═══ Given records
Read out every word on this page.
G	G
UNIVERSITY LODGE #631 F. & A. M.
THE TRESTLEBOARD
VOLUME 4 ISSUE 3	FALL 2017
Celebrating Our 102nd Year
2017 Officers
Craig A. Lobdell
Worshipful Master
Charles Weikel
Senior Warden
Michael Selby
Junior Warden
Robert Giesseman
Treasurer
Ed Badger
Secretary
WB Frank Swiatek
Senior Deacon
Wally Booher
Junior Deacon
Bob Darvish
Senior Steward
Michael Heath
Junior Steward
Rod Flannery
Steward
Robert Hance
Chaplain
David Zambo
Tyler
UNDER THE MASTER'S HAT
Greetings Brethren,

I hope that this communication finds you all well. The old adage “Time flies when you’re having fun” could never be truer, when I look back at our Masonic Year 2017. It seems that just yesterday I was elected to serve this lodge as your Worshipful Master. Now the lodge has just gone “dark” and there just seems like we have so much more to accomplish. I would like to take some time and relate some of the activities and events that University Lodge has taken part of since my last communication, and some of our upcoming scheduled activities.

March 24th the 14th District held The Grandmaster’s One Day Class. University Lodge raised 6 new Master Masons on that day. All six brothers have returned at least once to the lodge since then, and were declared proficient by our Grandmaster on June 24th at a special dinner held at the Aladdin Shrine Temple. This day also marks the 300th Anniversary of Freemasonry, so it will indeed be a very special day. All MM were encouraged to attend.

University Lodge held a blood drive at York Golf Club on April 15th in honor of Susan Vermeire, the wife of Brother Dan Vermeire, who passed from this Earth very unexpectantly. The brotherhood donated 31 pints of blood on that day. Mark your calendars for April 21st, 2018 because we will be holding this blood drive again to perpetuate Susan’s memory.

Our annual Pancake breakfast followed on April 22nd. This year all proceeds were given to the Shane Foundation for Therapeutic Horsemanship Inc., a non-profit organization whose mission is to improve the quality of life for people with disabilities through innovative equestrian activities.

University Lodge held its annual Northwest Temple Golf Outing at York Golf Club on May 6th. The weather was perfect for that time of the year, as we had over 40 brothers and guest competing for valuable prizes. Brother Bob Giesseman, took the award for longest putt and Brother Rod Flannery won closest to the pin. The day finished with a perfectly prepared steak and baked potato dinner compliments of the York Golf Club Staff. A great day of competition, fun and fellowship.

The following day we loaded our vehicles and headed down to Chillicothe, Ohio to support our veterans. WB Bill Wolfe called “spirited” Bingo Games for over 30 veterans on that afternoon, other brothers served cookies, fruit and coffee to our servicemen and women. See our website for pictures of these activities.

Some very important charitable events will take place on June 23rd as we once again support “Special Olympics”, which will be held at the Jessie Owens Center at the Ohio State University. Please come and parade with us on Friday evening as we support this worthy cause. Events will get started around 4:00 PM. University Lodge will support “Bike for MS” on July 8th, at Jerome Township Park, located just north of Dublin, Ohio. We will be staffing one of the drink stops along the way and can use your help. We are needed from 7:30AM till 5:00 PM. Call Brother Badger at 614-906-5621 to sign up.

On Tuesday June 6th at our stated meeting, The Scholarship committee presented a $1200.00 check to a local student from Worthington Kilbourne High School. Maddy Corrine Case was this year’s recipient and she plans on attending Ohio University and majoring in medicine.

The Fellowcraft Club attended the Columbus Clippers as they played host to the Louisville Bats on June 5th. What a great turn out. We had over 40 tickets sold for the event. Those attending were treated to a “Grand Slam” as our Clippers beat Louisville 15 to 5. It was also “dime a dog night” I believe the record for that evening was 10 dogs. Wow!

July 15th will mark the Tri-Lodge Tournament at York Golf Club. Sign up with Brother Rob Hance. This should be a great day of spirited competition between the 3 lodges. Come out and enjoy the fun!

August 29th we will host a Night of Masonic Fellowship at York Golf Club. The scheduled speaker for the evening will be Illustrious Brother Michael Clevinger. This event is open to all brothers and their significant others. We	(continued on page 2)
══════
## Short problem:
Output the records exactly, including every line.

## Final result:
Read out every word on this page.
G	G
UNIVERSITY LODGE #631 F. & A. M.
THE TRESTLEBOARD
VOLUME 4 ISSUE 3	FALL 2017
Celebrating Our 102nd Year
2017 Officers
Craig A. Lobdell
Worshipful Master
Charles Weikel
Senior Warden
Michael Selby
Junior Warden
Robert Giesseman
Treasurer
Ed Badger
Secretary
WB Frank Swiatek
Senior Deacon
Wally Booher
Junior Deacon
Bob Darvish
Senior Steward
Michael Heath
Junior Steward
Rod Flannery
Steward
Robert Hance
Chaplain
David Zambo
Tyler
UNDER THE MASTER'S HAT
Greetings Brethren,

I hope that this communication finds you all well. The old adage “Time flies when you’re having fun” could never be truer, when I look back at our Masonic Year 2017. It seems that just yesterday I was elected to serve this lodge as your Worshipful Master. Now the lodge has just gone “dark” and there just seems like we have so much more to accomplish. I would like to take some time and relate some of the activities and events that University Lodge has taken part of since my last communication, and some of our upcoming scheduled activities.

March 24th the 14th District held The Grandmaster’s One Day Class. University Lodge raised 6 new Master Masons on that day. All six brothers have returned at least once to the lodge since then, and were declared proficient by our Grandmaster on June 24th at a special dinner held at the Aladdin Shrine Temple. This day also marks the 300th Anniversary of Freemasonry, so it will indeed be a very special day. All MM were encouraged to attend.

University Lodge held a blood drive at York Golf Club on April 15th in honor of Susan Vermeire, the wife of Brother Dan Vermeire, who passed from this Earth very unexpectantly. The brotherhood donated 31 pints of blood on that day. Mark your calendars for April 21st, 2018 because we will be holding this blood drive again to perpetuate Susan’s memory.

Our annual Pancake breakfast followed on April 22nd. This year all proceeds were given to the Shane Foundation for Therapeutic Horsemanship Inc., a non-profit organization whose mission is to improve the quality of life for people with disabilities through innovative equestrian activities.

University Lodge held its annual Northwest Temple Golf Outing at York Golf Club on May 6th. The weather was perfect for that time of the year, as we had over 40 brothers and guest competing for valuable prizes. Brother Bob Giesseman, took the award for longest putt and Brother Rod Flannery won closest to the pin. The day finished with a perfectly prepared steak and baked potato dinner compliments of the York Golf Club Staff. A great day of competition, fun and fellowship.

The following day we loaded our vehicles and headed down to Chillicothe, Ohio to support our veterans. WB Bill Wolfe called “spirited” Bingo Games for over 30 veterans on that afternoon, other brothers served cookies, fruit and coffee to our servicemen and women. See our website for pictures of these activities.

Some very important charitable events will take place on June 23rd as we once again support “Special Olympics”, which will be held at the Jessie Owens Center at the Ohio State University. Please come and parade with us on Friday evening as we support this worthy cause. Events will get started around 4:00 PM. University Lodge will support “Bike for MS” on July 8th, at Jerome Township Park, located just north of Dublin, Ohio. We will be staffing one of the drink stops along the way and can use your help. We are needed from 7:30AM till 5:00 PM. Call Brother Badger at 614-906-5621 to sign up.

On Tuesday June 6th at our stated meeting, The Scholarship committee presented a $1200.00 check to a local student from Worthington Kilbourne High School. Maddy Corrine Case was this year’s recipient and she plans on attending Ohio University and majoring in medicine.

The Fellowcraft Club attended the Columbus Clippers as they played host to the Louisville Bats on June 5th. What a great turn out. We had over 40 tickets sold for the event. Those attending were treated to a “Grand Slam” as our Clippers beat Louisville 15 to 5. It was also “dime a dog night” I believe the record for that evening was 10 dogs. Wow!

July 15th will mark the Tri-Lodge Tournament at York Golf Club. Sign up with Brother Rob Hance. This should be a great day of spirited competition between the 3 lodges. Come out and enjoy the fun!

August 29th we will host a Night of Masonic Fellowship at York Golf Club. The scheduled speaker for the evening will be Illustrious Brother Michael Clevinger. This event is open to all brothers and their significant others. We	(continued on page 2)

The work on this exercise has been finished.